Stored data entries
-=-=-

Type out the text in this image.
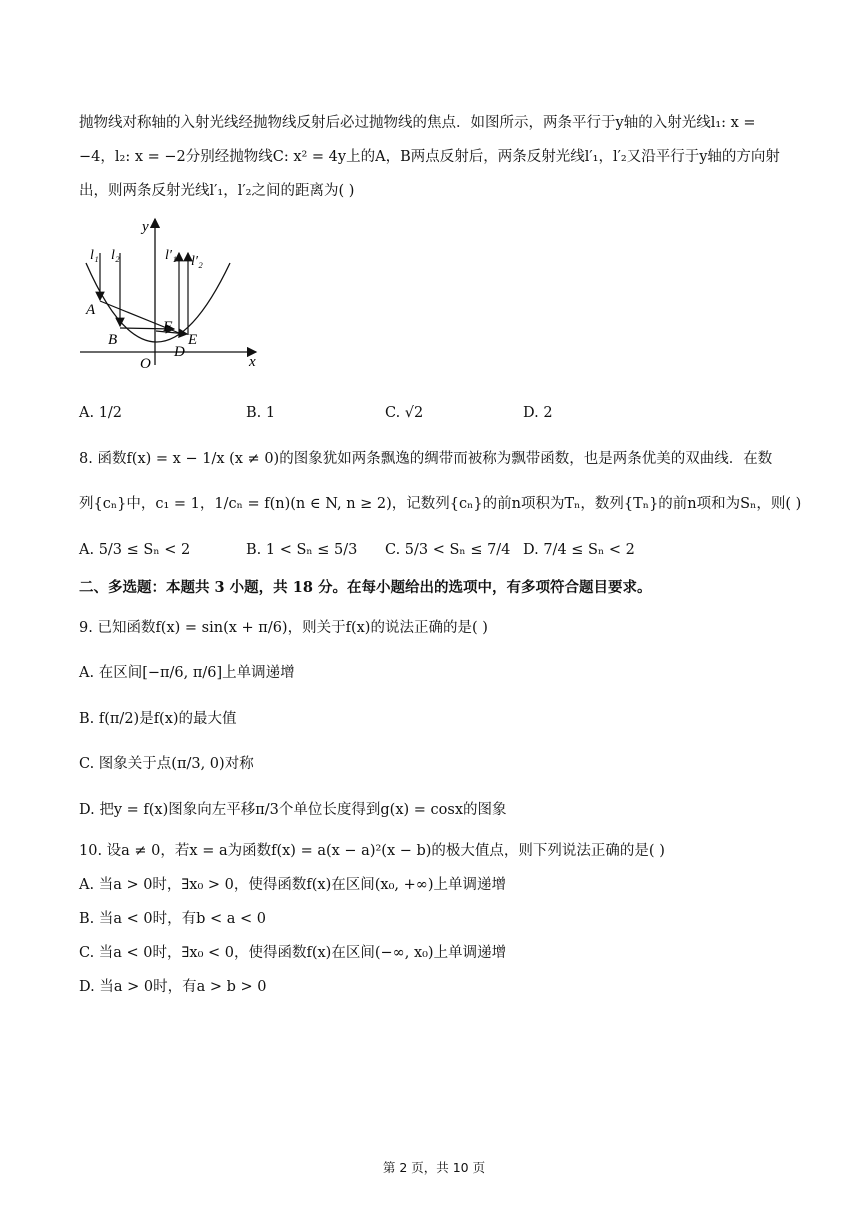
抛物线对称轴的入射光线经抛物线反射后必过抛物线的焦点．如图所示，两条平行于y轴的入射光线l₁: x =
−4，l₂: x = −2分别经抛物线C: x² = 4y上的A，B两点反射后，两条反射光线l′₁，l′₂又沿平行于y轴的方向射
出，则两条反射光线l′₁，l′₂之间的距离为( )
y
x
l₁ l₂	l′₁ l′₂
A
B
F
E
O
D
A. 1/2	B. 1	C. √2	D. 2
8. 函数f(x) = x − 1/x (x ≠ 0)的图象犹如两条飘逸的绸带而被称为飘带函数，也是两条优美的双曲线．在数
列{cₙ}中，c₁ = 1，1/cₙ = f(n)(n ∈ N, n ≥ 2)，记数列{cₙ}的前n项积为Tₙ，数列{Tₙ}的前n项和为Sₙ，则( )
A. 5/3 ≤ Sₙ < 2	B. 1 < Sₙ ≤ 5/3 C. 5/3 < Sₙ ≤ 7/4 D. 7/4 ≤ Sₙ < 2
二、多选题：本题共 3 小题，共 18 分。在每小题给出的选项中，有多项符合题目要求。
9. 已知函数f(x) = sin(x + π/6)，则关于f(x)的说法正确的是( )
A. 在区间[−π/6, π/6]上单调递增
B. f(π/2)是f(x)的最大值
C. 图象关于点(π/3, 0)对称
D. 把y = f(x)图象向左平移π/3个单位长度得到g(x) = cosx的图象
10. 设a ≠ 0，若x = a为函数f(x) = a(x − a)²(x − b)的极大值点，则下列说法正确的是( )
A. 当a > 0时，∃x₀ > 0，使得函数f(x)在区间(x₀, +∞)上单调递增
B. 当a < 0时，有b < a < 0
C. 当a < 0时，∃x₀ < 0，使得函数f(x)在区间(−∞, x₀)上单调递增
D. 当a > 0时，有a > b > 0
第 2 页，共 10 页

-=-=-

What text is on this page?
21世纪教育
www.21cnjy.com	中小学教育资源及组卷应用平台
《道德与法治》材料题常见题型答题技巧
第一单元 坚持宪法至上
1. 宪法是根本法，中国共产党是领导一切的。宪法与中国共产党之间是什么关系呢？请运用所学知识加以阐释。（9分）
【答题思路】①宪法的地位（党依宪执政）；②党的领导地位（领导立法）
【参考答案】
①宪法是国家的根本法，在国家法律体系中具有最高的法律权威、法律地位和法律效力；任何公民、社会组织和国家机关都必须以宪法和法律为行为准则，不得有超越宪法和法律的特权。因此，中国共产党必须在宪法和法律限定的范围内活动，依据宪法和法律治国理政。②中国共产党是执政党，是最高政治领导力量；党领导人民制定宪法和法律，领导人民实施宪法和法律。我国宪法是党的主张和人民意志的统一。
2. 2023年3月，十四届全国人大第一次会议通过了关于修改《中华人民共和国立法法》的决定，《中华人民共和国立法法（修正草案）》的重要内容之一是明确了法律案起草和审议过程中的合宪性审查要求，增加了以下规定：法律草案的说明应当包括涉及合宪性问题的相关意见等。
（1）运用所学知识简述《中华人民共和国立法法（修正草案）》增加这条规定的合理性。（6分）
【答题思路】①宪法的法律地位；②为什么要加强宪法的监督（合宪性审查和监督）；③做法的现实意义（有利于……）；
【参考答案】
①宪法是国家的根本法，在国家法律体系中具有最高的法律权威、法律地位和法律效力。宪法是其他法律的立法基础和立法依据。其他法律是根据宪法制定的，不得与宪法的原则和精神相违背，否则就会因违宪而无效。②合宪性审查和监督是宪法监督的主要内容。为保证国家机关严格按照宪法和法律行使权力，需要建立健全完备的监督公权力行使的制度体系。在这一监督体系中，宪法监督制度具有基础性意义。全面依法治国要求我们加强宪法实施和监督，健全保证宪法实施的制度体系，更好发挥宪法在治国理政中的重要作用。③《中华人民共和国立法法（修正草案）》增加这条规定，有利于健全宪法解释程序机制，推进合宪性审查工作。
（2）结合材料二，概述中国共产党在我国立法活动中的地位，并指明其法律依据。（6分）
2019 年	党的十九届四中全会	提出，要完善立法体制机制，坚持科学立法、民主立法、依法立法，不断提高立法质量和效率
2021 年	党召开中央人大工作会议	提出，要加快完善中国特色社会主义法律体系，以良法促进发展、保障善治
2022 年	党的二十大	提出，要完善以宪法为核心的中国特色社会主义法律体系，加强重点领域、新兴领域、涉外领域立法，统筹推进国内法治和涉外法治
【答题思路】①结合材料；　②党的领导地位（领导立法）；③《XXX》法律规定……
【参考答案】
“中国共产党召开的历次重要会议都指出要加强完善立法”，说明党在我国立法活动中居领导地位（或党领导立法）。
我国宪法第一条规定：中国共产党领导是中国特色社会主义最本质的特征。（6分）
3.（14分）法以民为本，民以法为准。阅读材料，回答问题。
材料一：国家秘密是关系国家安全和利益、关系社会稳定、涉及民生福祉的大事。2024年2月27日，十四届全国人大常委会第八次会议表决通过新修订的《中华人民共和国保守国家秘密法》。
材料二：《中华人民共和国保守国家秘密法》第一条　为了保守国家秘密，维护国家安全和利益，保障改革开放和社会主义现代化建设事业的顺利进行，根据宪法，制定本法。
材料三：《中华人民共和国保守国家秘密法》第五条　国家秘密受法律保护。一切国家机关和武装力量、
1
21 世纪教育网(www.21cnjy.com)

-=-=-

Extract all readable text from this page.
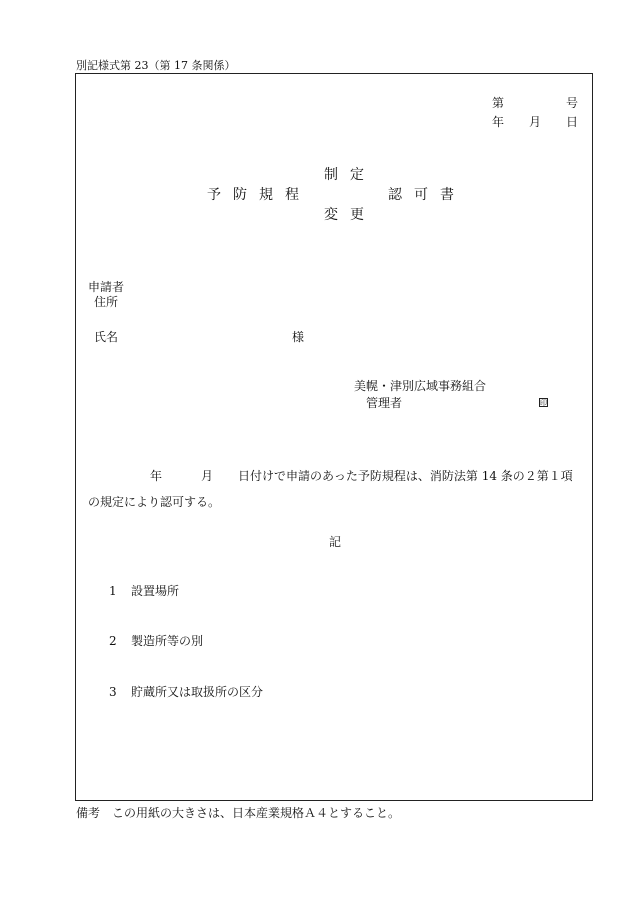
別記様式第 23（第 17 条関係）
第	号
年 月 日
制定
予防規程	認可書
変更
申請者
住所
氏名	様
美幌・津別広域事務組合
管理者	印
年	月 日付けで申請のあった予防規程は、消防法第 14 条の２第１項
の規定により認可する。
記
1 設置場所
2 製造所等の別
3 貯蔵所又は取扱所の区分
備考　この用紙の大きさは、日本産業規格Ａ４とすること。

-=-=-

EXERCISE DETAILS: How many lines in the listing contain "中华人民共和国保守国家秘密法"? Answer with the number alone.

WRITTEN SOLUTION: 3